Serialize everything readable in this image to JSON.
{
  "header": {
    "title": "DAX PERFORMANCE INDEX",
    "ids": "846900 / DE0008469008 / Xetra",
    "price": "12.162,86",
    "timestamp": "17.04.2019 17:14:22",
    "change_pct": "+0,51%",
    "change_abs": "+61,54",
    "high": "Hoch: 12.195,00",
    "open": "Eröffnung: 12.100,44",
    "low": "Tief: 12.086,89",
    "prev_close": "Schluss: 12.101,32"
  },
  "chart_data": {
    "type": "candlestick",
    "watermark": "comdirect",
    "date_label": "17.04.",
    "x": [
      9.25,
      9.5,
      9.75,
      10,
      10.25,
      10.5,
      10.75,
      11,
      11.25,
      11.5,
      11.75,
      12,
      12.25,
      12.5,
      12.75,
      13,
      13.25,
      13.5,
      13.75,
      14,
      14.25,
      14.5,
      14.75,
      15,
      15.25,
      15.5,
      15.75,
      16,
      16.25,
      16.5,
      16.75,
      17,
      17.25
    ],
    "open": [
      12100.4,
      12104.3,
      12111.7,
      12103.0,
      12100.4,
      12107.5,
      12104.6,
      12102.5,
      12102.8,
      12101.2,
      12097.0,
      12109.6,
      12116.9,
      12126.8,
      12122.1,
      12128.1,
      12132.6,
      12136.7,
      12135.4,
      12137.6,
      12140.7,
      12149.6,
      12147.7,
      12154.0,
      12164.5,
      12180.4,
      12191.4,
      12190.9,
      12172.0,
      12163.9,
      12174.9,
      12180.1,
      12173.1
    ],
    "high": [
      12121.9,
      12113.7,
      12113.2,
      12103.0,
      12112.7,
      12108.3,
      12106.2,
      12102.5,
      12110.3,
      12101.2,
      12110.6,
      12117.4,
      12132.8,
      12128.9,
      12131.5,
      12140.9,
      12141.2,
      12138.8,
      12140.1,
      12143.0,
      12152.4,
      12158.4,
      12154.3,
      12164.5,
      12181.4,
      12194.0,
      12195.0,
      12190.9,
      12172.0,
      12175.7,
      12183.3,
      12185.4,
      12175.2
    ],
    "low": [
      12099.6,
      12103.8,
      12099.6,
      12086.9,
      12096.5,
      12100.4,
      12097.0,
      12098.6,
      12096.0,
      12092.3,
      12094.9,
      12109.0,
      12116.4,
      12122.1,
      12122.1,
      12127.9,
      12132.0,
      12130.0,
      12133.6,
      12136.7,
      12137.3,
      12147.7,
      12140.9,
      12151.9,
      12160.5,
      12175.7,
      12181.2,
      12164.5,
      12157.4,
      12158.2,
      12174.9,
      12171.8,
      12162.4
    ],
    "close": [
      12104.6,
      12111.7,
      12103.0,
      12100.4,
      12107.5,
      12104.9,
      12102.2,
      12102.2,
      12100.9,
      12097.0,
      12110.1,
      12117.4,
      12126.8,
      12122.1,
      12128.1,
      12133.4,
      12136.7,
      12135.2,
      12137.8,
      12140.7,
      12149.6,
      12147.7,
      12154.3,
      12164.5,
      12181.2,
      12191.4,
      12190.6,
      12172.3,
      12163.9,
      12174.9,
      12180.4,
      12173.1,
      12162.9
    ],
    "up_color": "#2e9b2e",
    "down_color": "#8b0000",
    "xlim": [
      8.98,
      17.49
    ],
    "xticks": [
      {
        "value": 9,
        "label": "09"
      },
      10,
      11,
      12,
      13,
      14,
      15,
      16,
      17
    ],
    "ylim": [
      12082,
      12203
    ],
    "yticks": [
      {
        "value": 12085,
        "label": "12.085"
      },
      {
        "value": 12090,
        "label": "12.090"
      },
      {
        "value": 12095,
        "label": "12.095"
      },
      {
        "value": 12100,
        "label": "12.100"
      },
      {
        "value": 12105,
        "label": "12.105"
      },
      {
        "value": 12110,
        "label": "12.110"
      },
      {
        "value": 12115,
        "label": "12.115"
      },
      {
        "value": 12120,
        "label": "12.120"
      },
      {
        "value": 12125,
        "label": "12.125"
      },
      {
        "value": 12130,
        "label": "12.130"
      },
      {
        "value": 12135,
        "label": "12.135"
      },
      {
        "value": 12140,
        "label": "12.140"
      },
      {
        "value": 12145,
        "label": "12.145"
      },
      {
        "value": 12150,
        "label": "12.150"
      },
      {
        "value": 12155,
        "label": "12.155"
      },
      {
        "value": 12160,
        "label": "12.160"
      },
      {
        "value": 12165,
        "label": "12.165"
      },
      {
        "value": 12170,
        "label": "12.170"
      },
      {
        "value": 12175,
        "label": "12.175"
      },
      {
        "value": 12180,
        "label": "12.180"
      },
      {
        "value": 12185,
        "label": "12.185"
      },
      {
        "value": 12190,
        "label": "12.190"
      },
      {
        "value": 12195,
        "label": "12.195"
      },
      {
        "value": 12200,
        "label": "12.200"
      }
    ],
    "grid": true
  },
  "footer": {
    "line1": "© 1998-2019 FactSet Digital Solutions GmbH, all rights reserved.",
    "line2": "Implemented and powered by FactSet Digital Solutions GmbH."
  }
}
* * *
» **Brief**: Quote each line of the listing above exactly.

» **Task solution**:
Serialize everything readable in this image to JSON.
{
  "header": {
    "title": "DAX PERFORMANCE INDEX",
    "ids": "846900 / DE0008469008 / Xetra",
    "price": "12.162,86",
    "timestamp": "17.04.2019 17:14:22",
    "change_pct": "+0,51%",
    "change_abs": "+61,54",
    "high": "Hoch: 12.195,00",
    "open": "Eröffnung: 12.100,44",
    "low": "Tief: 12.086,89",
    "prev_close": "Schluss: 12.101,32"
  },
  "chart_data": {
    "type": "candlestick",
    "watermark": "comdirect",
    "date_label": "17.04.",
    "x": [
      9.25,
      9.5,
      9.75,
      10,
      10.25,
      10.5,
      10.75,
      11,
      11.25,
      11.5,
      11.75,
      12,
      12.25,
      12.5,
      12.75,
      13,
      13.25,
      13.5,
      13.75,
      14,
      14.25,
      14.5,
      14.75,
      15,
      15.25,
      15.5,
      15.75,
      16,
      16.25,
      16.5,
      16.75,
      17,
      17.25
    ],
    "open": [
      12100.4,
      12104.3,
      12111.7,
      12103.0,
      12100.4,
      12107.5,
      12104.6,
      12102.5,
      12102.8,
      12101.2,
      12097.0,
      12109.6,
      12116.9,
      12126.8,
      12122.1,
      12128.1,
      12132.6,
      12136.7,
      12135.4,
      12137.6,
      12140.7,
      12149.6,
      12147.7,
      12154.0,
      12164.5,
      12180.4,
      12191.4,
      12190.9,
      12172.0,
      12163.9,
      12174.9,
      12180.1,
      12173.1
    ],
    "high": [
      12121.9,
      12113.7,
      12113.2,
      12103.0,
      12112.7,
      12108.3,
      12106.2,
      12102.5,
      12110.3,
      12101.2,
      12110.6,
      12117.4,
      12132.8,
      12128.9,
      12131.5,
      12140.9,
      12141.2,
      12138.8,
      12140.1,
      12143.0,
      12152.4,
      12158.4,
      12154.3,
      12164.5,
      12181.4,
      12194.0,
      12195.0,
      12190.9,
      12172.0,
      12175.7,
      12183.3,
      12185.4,
      12175.2
    ],
    "low": [
      12099.6,
      12103.8,
      12099.6,
      12086.9,
      12096.5,
      12100.4,
      12097.0,
      12098.6,
      12096.0,
      12092.3,
      12094.9,
      12109.0,
      12116.4,
      12122.1,
      12122.1,
      12127.9,
      12132.0,
      12130.0,
      12133.6,
      12136.7,
      12137.3,
      12147.7,
      12140.9,
      12151.9,
      12160.5,
      12175.7,
      12181.2,
      12164.5,
      12157.4,
      12158.2,
      12174.9,
      12171.8,
      12162.4
    ],
    "close": [
      12104.6,
      12111.7,
      12103.0,
      12100.4,
      12107.5,
      12104.9,
      12102.2,
      12102.2,
      12100.9,
      12097.0,
      12110.1,
      12117.4,
      12126.8,
      12122.1,
      12128.1,
      12133.4,
      12136.7,
      12135.2,
      12137.8,
      12140.7,
      12149.6,
      12147.7,
      12154.3,
      12164.5,
      12181.2,
      12191.4,
      12190.6,
      12172.3,
      12163.9,
      12174.9,
      12180.4,
      12173.1,
      12162.9
    ],
    "up_color": "#2e9b2e",
    "down_color": "#8b0000",
    "xlim": [
      8.98,
      17.49
    ],
    "xticks": [
      {
        "value": 9,
        "label": "09"
      },
      10,
      11,
      12,
      13,
      14,
      15,
      16,
      17
    ],
    "ylim": [
      12082,
      12203
    ],
    "yticks": [
      {
        "value": 12085,
        "label": "12.085"
      },
      {
        "value": 12090,
        "label": "12.090"
      },
      {
        "value": 12095,
        "label": "12.095"
      },
      {
        "value": 12100,
        "label": "12.100"
      },
      {
        "value": 12105,
        "label": "12.105"
      },
      {
        "value": 12110,
        "label": "12.110"
      },
      {
        "value": 12115,
        "label": "12.115"
      },
      {
        "value": 12120,
        "label": "12.120"
      },
      {
        "value": 12125,
        "label": "12.125"
      },
      {
        "value": 12130,
        "label": "12.130"
      },
      {
        "value": 12135,
        "label": "12.135"
      },
      {
        "value": 12140,
        "label": "12.140"
      },
      {
        "value": 12145,
        "label": "12.145"
      },
      {
        "value": 12150,
        "label": "12.150"
      },
      {
        "value": 12155,
        "label": "12.155"
      },
      {
        "value": 12160,
        "label": "12.160"
      },
      {
        "value": 12165,
        "label": "12.165"
      },
      {
        "value": 12170,
        "label": "12.170"
      },
      {
        "value": 12175,
        "label": "12.175"
      },
      {
        "value": 12180,
        "label": "12.180"
      },
      {
        "value": 12185,
        "label": "12.185"
      },
      {
        "value": 12190,
        "label": "12.190"
      },
      {
        "value": 12195,
        "label": "12.195"
      },
      {
        "value": 12200,
        "label": "12.200"
      }
    ],
    "grid": true
  },
  "footer": {
    "line1": "© 1998-2019 FactSet Digital Solutions GmbH, all rights reserved.",
    "line2": "Implemented and powered by FactSet Digital Solutions GmbH."
  }
}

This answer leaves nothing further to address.